§ Data entries
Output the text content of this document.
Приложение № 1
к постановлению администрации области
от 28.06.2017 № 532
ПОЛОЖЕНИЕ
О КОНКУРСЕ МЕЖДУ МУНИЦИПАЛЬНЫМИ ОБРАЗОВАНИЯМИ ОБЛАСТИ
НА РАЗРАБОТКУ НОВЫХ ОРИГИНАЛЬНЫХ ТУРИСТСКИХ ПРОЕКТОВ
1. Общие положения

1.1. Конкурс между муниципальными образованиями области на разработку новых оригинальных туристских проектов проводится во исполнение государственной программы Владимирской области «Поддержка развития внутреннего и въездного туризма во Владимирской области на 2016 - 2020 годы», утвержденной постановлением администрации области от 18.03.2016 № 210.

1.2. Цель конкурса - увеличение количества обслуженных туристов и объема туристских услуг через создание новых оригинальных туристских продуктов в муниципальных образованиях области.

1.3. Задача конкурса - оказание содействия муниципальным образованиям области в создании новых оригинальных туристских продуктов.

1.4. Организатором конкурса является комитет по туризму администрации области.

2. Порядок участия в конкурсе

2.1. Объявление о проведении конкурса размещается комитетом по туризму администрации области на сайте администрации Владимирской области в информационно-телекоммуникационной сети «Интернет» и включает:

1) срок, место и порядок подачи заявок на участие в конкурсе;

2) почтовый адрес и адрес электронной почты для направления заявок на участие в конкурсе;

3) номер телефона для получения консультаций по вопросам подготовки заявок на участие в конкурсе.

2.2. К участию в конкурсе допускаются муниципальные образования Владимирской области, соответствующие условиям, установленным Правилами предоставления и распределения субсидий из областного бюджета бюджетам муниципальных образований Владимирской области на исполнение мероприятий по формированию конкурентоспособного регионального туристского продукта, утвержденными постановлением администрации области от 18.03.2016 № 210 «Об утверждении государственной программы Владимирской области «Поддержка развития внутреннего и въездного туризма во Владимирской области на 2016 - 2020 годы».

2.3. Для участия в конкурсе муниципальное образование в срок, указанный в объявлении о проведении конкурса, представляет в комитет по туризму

§ REQUIREMENT
Return each line of the data exactly as written above.

§ THE RESPONSE
Output the text content of this document.
Приложение № 1
к постановлению администрации области
от 28.06.2017 № 532
ПОЛОЖЕНИЕ
О КОНКУРСЕ МЕЖДУ МУНИЦИПАЛЬНЫМИ ОБРАЗОВАНИЯМИ ОБЛАСТИ
НА РАЗРАБОТКУ НОВЫХ ОРИГИНАЛЬНЫХ ТУРИСТСКИХ ПРОЕКТОВ
1. Общие положения

1.1. Конкурс между муниципальными образованиями области на разработку новых оригинальных туристских проектов проводится во исполнение государственной программы Владимирской области «Поддержка развития внутреннего и въездного туризма во Владимирской области на 2016 - 2020 годы», утвержденной постановлением администрации области от 18.03.2016 № 210.

1.2. Цель конкурса - увеличение количества обслуженных туристов и объема туристских услуг через создание новых оригинальных туристских продуктов в муниципальных образованиях области.

1.3. Задача конкурса - оказание содействия муниципальным образованиям области в создании новых оригинальных туристских продуктов.

1.4. Организатором конкурса является комитет по туризму администрации области.

2. Порядок участия в конкурсе

2.1. Объявление о проведении конкурса размещается комитетом по туризму администрации области на сайте администрации Владимирской области в информационно-телекоммуникационной сети «Интернет» и включает:

1) срок, место и порядок подачи заявок на участие в конкурсе;

2) почтовый адрес и адрес электронной почты для направления заявок на участие в конкурсе;

3) номер телефона для получения консультаций по вопросам подготовки заявок на участие в конкурсе.

2.2. К участию в конкурсе допускаются муниципальные образования Владимирской области, соответствующие условиям, установленным Правилами предоставления и распределения субсидий из областного бюджета бюджетам муниципальных образований Владимирской области на исполнение мероприятий по формированию конкурентоспособного регионального туристского продукта, утвержденными постановлением администрации области от 18.03.2016 № 210 «Об утверждении государственной программы Владимирской области «Поддержка развития внутреннего и въездного туризма во Владимирской области на 2016 - 2020 годы».

2.3. Для участия в конкурсе муниципальное образование в срок, указанный в объявлении о проведении конкурса, представляет в комитет по туризму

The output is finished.